▶ [AIM OF THE TASK]:
Render the listing below as a JSON list of strings, one string per line, from its first line through the line containing "Ellipse shape <box>326 293 371 313</box>". Leave out blank lines.

<<<<

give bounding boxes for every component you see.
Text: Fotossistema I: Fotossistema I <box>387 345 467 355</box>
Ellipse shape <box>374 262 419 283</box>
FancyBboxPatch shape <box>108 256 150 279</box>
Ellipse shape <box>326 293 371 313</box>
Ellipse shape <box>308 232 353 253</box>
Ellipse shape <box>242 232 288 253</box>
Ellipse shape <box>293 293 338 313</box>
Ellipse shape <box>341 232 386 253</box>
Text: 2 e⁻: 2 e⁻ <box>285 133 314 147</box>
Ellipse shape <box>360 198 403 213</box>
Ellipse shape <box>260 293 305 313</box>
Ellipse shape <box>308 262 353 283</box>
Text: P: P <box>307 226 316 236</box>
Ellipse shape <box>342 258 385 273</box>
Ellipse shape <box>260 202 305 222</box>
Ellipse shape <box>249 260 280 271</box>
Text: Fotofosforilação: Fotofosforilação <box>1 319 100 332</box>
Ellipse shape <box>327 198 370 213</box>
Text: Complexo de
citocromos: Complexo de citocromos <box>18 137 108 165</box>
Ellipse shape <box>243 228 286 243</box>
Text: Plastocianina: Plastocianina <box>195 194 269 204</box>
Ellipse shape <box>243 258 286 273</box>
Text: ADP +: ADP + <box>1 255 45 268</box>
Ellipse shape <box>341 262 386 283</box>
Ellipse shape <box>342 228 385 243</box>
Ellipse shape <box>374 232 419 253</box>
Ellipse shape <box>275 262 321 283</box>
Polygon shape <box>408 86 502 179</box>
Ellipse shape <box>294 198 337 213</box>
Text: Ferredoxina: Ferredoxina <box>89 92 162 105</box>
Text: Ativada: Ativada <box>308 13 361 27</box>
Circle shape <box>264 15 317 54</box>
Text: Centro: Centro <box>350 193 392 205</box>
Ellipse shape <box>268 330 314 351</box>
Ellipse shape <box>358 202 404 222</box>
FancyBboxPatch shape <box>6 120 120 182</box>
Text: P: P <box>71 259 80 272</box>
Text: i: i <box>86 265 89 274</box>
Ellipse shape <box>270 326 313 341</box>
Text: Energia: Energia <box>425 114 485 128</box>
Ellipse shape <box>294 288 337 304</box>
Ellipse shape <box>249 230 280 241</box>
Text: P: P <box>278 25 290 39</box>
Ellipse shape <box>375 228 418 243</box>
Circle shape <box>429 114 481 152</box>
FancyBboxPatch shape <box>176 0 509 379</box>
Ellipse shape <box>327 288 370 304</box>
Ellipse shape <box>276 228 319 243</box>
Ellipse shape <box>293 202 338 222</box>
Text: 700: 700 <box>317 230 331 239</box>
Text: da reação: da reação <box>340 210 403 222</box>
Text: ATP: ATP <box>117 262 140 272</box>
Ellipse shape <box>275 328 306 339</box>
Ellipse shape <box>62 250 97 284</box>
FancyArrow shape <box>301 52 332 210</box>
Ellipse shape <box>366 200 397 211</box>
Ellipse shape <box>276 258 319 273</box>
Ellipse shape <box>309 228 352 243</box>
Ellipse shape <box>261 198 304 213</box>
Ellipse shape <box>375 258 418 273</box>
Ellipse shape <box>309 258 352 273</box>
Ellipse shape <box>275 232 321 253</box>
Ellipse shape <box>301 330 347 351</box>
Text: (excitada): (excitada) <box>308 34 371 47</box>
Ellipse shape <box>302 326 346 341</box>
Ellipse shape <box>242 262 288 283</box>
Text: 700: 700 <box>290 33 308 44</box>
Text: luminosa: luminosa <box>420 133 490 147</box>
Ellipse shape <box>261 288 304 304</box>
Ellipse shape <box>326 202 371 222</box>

>>>>

▶ [CORRECT RESULT]:
[
  "give bounding boxes for every component you see.",
  "Text: Fotossistema I: Fotossistema I <box>387 345 467 355</box>",
  "Ellipse shape <box>374 262 419 283</box>",
  "FancyBboxPatch shape <box>108 256 150 279</box>",
  "Ellipse shape <box>326 293 371 313</box>"
]